ROWS -
┌────────

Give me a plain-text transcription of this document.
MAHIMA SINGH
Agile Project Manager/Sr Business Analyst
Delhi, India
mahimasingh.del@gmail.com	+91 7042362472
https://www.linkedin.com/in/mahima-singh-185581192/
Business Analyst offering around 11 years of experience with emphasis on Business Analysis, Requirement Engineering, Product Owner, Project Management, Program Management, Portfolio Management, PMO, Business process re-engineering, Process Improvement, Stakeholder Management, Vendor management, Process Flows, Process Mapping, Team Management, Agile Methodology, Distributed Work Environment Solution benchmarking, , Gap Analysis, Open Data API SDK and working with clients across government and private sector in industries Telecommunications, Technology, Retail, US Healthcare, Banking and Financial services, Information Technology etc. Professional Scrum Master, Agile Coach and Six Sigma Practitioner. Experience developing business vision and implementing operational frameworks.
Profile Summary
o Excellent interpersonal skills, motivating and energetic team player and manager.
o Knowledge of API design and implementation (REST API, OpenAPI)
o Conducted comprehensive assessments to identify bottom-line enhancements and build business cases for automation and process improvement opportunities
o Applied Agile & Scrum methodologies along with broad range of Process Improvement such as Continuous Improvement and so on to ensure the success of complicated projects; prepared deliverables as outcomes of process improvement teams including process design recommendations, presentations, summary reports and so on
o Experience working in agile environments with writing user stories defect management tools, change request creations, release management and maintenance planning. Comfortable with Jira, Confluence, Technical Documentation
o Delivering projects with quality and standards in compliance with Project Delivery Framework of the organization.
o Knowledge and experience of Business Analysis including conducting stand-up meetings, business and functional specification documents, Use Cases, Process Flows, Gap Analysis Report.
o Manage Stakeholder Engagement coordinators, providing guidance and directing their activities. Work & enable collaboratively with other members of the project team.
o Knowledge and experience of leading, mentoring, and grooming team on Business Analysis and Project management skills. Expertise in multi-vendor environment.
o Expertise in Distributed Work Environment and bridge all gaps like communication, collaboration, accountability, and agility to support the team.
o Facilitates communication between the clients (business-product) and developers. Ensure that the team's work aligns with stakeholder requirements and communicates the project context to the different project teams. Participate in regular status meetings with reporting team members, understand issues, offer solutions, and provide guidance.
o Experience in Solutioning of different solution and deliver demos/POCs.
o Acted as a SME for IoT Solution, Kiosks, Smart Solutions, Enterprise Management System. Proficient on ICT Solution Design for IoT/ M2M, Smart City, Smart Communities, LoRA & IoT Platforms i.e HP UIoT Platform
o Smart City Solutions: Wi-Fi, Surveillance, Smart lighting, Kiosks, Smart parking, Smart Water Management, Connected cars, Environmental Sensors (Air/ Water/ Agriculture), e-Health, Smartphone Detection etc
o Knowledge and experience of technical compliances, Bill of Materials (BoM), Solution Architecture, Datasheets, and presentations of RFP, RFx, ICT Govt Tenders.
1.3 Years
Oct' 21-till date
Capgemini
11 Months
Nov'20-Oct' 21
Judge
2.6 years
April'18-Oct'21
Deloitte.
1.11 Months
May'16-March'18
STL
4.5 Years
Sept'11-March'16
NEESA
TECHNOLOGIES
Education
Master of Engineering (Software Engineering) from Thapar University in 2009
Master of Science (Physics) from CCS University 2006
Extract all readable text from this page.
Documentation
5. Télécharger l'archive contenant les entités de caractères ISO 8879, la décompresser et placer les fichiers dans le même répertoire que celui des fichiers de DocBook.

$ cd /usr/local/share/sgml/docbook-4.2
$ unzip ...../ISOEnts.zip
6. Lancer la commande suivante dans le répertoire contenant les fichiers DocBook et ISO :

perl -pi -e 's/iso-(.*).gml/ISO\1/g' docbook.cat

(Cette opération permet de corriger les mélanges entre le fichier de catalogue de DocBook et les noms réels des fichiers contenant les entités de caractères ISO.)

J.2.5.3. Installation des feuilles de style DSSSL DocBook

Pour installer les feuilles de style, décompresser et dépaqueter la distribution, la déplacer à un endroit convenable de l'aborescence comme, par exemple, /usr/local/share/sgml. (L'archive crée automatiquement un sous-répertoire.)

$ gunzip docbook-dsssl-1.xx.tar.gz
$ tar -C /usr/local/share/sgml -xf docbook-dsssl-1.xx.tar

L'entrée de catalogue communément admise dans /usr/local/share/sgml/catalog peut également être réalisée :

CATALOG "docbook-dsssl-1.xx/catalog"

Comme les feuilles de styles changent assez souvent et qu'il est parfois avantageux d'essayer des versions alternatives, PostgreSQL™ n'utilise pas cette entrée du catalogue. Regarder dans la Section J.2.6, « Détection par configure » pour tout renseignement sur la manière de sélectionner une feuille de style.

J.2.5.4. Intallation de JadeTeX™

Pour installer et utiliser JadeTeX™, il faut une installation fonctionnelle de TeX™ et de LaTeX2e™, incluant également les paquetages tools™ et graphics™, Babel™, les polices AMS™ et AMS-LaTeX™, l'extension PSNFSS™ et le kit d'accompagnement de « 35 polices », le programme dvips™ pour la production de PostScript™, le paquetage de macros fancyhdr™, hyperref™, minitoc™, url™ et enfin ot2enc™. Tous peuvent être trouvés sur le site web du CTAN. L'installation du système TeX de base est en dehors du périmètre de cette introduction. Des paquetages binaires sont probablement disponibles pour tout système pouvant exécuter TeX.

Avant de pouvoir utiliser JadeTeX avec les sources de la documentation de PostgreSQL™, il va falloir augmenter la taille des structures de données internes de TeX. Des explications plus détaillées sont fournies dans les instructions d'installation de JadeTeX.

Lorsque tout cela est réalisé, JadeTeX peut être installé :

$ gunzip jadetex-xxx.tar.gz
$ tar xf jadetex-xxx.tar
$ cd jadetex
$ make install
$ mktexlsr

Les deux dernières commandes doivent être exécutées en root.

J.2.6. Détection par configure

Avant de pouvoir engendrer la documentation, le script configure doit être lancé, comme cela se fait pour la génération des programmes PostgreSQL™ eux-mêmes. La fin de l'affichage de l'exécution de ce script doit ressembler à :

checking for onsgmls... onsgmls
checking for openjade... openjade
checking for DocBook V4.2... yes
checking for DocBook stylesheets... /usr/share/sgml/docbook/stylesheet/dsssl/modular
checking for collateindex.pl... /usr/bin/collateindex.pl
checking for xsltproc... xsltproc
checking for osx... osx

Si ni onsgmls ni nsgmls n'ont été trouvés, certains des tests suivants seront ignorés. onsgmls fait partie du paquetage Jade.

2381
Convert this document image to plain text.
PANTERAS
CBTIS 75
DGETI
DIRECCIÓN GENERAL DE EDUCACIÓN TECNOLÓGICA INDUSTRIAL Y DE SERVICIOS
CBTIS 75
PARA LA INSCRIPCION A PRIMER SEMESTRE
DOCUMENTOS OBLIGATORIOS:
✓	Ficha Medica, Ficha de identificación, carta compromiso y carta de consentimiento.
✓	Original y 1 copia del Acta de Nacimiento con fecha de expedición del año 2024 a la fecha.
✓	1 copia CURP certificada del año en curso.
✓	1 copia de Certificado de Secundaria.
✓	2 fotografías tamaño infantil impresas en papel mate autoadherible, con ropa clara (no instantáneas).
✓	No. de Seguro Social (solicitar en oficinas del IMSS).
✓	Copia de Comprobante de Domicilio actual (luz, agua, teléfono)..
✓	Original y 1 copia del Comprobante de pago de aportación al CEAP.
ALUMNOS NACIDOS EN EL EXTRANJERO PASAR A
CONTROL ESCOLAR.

└────────

BRIEF -
Copy the material above back out, exactly as written.

THE REPLY -
Give me a plain-text transcription of this document.
MAHIMA SINGH
Agile Project Manager/Sr Business Analyst
Delhi, India
mahimasingh.del@gmail.com	+91 7042362472
https://www.linkedin.com/in/mahima-singh-185581192/
Business Analyst offering around 11 years of experience with emphasis on Business Analysis, Requirement Engineering, Product Owner, Project Management, Program Management, Portfolio Management, PMO, Business process re-engineering, Process Improvement, Stakeholder Management, Vendor management, Process Flows, Process Mapping, Team Management, Agile Methodology, Distributed Work Environment Solution benchmarking, , Gap Analysis, Open Data API SDK and working with clients across government and private sector in industries Telecommunications, Technology, Retail, US Healthcare, Banking and Financial services, Information Technology etc. Professional Scrum Master, Agile Coach and Six Sigma Practitioner. Experience developing business vision and implementing operational frameworks.
Profile Summary
o Excellent interpersonal skills, motivating and energetic team player and manager.
o Knowledge of API design and implementation (REST API, OpenAPI)
o Conducted comprehensive assessments to identify bottom-line enhancements and build business cases for automation and process improvement opportunities
o Applied Agile & Scrum methodologies along with broad range of Process Improvement such as Continuous Improvement and so on to ensure the success of complicated projects; prepared deliverables as outcomes of process improvement teams including process design recommendations, presentations, summary reports and so on
o Experience working in agile environments with writing user stories defect management tools, change request creations, release management and maintenance planning. Comfortable with Jira, Confluence, Technical Documentation
o Delivering projects with quality and standards in compliance with Project Delivery Framework of the organization.
o Knowledge and experience of Business Analysis including conducting stand-up meetings, business and functional specification documents, Use Cases, Process Flows, Gap Analysis Report.
o Manage Stakeholder Engagement coordinators, providing guidance and directing their activities. Work & enable collaboratively with other members of the project team.
o Knowledge and experience of leading, mentoring, and grooming team on Business Analysis and Project management skills. Expertise in multi-vendor environment.
o Expertise in Distributed Work Environment and bridge all gaps like communication, collaboration, accountability, and agility to support the team.
o Facilitates communication between the clients (business-product) and developers. Ensure that the team's work aligns with stakeholder requirements and communicates the project context to the different project teams. Participate in regular status meetings with reporting team members, understand issues, offer solutions, and provide guidance.
o Experience in Solutioning of different solution and deliver demos/POCs.
o Acted as a SME for IoT Solution, Kiosks, Smart Solutions, Enterprise Management System. Proficient on ICT Solution Design for IoT/ M2M, Smart City, Smart Communities, LoRA & IoT Platforms i.e HP UIoT Platform
o Smart City Solutions: Wi-Fi, Surveillance, Smart lighting, Kiosks, Smart parking, Smart Water Management, Connected cars, Environmental Sensors (Air/ Water/ Agriculture), e-Health, Smartphone Detection etc
o Knowledge and experience of technical compliances, Bill of Materials (BoM), Solution Architecture, Datasheets, and presentations of RFP, RFx, ICT Govt Tenders.
1.3 Years
Oct' 21-till date
Capgemini
11 Months
Nov'20-Oct' 21
Judge
2.6 years
April'18-Oct'21
Deloitte.
1.11 Months
May'16-March'18
STL
4.5 Years
Sept'11-March'16
NEESA
TECHNOLOGIES
Education
Master of Engineering (Software Engineering) from Thapar University in 2009
Master of Science (Physics) from CCS University 2006
Extract all readable text from this page.
Documentation
5. Télécharger l'archive contenant les entités de caractères ISO 8879, la décompresser et placer les fichiers dans le même répertoire que celui des fichiers de DocBook.

$ cd /usr/local/share/sgml/docbook-4.2
$ unzip ...../ISOEnts.zip
6. Lancer la commande suivante dans le répertoire contenant les fichiers DocBook et ISO :

perl -pi -e 's/iso-(.*).gml/ISO\1/g' docbook.cat

(Cette opération permet de corriger les mélanges entre le fichier de catalogue de DocBook et les noms réels des fichiers contenant les entités de caractères ISO.)

J.2.5.3. Installation des feuilles de style DSSSL DocBook

Pour installer les feuilles de style, décompresser et dépaqueter la distribution, la déplacer à un endroit convenable de l'aborescence comme, par exemple, /usr/local/share/sgml. (L'archive crée automatiquement un sous-répertoire.)

$ gunzip docbook-dsssl-1.xx.tar.gz
$ tar -C /usr/local/share/sgml -xf docbook-dsssl-1.xx.tar

L'entrée de catalogue communément admise dans /usr/local/share/sgml/catalog peut également être réalisée :

CATALOG "docbook-dsssl-1.xx/catalog"

Comme les feuilles de styles changent assez souvent et qu'il est parfois avantageux d'essayer des versions alternatives, PostgreSQL™ n'utilise pas cette entrée du catalogue. Regarder dans la Section J.2.6, « Détection par configure » pour tout renseignement sur la manière de sélectionner une feuille de style.

J.2.5.4. Intallation de JadeTeX™

Pour installer et utiliser JadeTeX™, il faut une installation fonctionnelle de TeX™ et de LaTeX2e™, incluant également les paquetages tools™ et graphics™, Babel™, les polices AMS™ et AMS-LaTeX™, l'extension PSNFSS™ et le kit d'accompagnement de « 35 polices », le programme dvips™ pour la production de PostScript™, le paquetage de macros fancyhdr™, hyperref™, minitoc™, url™ et enfin ot2enc™. Tous peuvent être trouvés sur le site web du CTAN. L'installation du système TeX de base est en dehors du périmètre de cette introduction. Des paquetages binaires sont probablement disponibles pour tout système pouvant exécuter TeX.

Avant de pouvoir utiliser JadeTeX avec les sources de la documentation de PostgreSQL™, il va falloir augmenter la taille des structures de données internes de TeX. Des explications plus détaillées sont fournies dans les instructions d'installation de JadeTeX.

Lorsque tout cela est réalisé, JadeTeX peut être installé :

$ gunzip jadetex-xxx.tar.gz
$ tar xf jadetex-xxx.tar
$ cd jadetex
$ make install
$ mktexlsr

Les deux dernières commandes doivent être exécutées en root.

J.2.6. Détection par configure

Avant de pouvoir engendrer la documentation, le script configure doit être lancé, comme cela se fait pour la génération des programmes PostgreSQL™ eux-mêmes. La fin de l'affichage de l'exécution de ce script doit ressembler à :

checking for onsgmls... onsgmls
checking for openjade... openjade
checking for DocBook V4.2... yes
checking for DocBook stylesheets... /usr/share/sgml/docbook/stylesheet/dsssl/modular
checking for collateindex.pl... /usr/bin/collateindex.pl
checking for xsltproc... xsltproc
checking for osx... osx

Si ni onsgmls ni nsgmls n'ont été trouvés, certains des tests suivants seront ignorés. onsgmls fait partie du paquetage Jade.

2381
Convert this document image to plain text.
PANTERAS
CBTIS 75
DGETI
DIRECCIÓN GENERAL DE EDUCACIÓN TECNOLÓGICA INDUSTRIAL Y DE SERVICIOS
CBTIS 75
PARA LA INSCRIPCION A PRIMER SEMESTRE
DOCUMENTOS OBLIGATORIOS:
✓	Ficha Medica, Ficha de identificación, carta compromiso y carta de consentimiento.
✓	Original y 1 copia del Acta de Nacimiento con fecha de expedición del año 2024 a la fecha.
✓	1 copia CURP certificada del año en curso.
✓	1 copia de Certificado de Secundaria.
✓	2 fotografías tamaño infantil impresas en papel mate autoadherible, con ropa clara (no instantáneas).
✓	No. de Seguro Social (solicitar en oficinas del IMSS).
✓	Copia de Comprobante de Domicilio actual (luz, agua, teléfono)..
✓	Original y 1 copia del Comprobante de pago de aportación al CEAP.
ALUMNOS NACIDOS EN EL EXTRANJERO PASAR A
CONTROL ESCOLAR.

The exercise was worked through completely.